TEXTO FORNECIDO:
Quando me perguntaram se eu queria o Mike, não hesitei muito tempo. A resposta foi positiva.
No dia em que o fui buscar impressionou-me o que ele tremia. Nos primeiros dias, não me podia aproximar dele. Tinha medo. Os hábitos dele tinham sido alterados. A casa era diferente, a pessoa era diferente.
A pouco e pouco fui ganhando a confiança dele. Uma vez a confiança ganha, passei à "segunda fase". Tentar ensinar-lhe algumas coisas.
Comecei por ensiná-lo a fazer as suas necessidades num recipiente que coloquei na gaiola para esse efeito. E se é verdade que algumas vezes ainda se distrai, não é menos verdade que os progressos são evidentes.
Depois tentei ensinar-lhe a sair e a entrar da gaiola pela porta, em vez de o agarrar e tirá-lo. Não sei se é por mero acaso, mas isso ele já aprendeu, principalmente a parte do sair. E se, no início, quando o tirava, eu tinha de andar atrás dele, para que ele não fizesse "asneira" pela casa, hoje deixo-o andar à vontade e ele comporta-se lindamente.

CONJUNTO DE DADOS:
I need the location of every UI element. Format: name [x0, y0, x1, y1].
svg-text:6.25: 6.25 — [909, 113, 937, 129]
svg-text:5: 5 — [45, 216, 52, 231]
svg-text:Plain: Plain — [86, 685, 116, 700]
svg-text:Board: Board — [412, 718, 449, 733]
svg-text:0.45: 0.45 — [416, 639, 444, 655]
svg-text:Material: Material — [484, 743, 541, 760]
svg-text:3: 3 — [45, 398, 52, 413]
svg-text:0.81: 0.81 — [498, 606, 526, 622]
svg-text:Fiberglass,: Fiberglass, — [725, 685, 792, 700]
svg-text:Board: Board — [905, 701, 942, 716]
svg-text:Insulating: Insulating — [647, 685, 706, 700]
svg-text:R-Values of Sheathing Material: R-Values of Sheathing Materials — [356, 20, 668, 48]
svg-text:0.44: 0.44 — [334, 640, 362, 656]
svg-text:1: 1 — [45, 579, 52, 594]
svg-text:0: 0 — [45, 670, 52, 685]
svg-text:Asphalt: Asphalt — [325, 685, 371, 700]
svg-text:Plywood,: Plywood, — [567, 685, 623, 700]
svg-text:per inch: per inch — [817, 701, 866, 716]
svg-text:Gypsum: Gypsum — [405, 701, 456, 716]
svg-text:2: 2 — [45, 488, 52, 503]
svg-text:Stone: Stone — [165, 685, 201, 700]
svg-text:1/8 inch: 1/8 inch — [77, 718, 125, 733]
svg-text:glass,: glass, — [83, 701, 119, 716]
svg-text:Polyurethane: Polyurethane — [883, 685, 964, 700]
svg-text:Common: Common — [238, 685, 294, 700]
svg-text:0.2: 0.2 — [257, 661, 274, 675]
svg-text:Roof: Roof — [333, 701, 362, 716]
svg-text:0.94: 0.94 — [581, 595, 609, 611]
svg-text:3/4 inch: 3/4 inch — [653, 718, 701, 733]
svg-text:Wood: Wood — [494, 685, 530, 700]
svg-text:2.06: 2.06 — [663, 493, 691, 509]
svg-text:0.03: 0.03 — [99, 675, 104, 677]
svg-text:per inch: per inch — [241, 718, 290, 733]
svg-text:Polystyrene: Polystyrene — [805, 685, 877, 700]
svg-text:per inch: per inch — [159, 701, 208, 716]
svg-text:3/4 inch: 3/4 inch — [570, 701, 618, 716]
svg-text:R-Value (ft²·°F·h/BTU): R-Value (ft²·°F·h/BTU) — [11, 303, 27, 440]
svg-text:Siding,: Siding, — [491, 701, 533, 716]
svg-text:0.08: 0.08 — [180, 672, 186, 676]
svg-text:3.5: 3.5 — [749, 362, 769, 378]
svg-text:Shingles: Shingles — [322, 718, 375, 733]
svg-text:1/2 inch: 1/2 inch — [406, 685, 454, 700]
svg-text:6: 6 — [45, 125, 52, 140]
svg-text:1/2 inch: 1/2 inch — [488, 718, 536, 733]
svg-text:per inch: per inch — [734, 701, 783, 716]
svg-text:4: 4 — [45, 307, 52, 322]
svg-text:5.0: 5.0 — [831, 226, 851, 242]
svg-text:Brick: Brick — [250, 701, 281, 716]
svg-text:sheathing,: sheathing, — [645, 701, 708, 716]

PROBLEMA 1:
Responda às perguntas seguintes sobre o texto a respeito do Mike:
(a) No dia em que o foram buscar, o que impressionou no Mike?
(b) Onde foi colocado o recipiente para ele fazer as suas necessidades?
(c) De entrar e sair da gaiola pela porta, que parte ele aprendeu sobretudo?
PROBLEMA 2: Retome o texto sobre o Mike a partir do ponto em que ele termina.

RESPOSTA ESCRITA 1:
(a) O quanto ele tremia.
(b) Na gaiola.
(c) A parte do sair.

RESPOSTA ESCRITA 2:
Embora ele seja do género irrequieto, já consigo tê-lo ao meu colo pelo menos durante 90 minutos que é o tempo que duram os jogos do Benfica...Sim, porque ele é benfiquista também. O que os animais são inteligentes.
O que mais me tem impressionado nestas três semanas é a evolução que ele tem tido para comigo. Se no início ele tremia quando eu me aproximava dele, hoje está completamente à vontade. E quando me vê andar pela casa, segue-me por todo o lado, junto aos meus pés.
O afecto que ganhei ao Mike é dificilmente explicavél. Dar-lhe de comer, brincar com ele, fazer-lhe festas, são coisas que já fazem parte do meu dia a dia.
Gosto de tratar dele e a minha recompensa é quando ele, vendo-me sentado no sofá, se senta em cima dos meus pés, a "pedir" que eu lhe dê miminhos.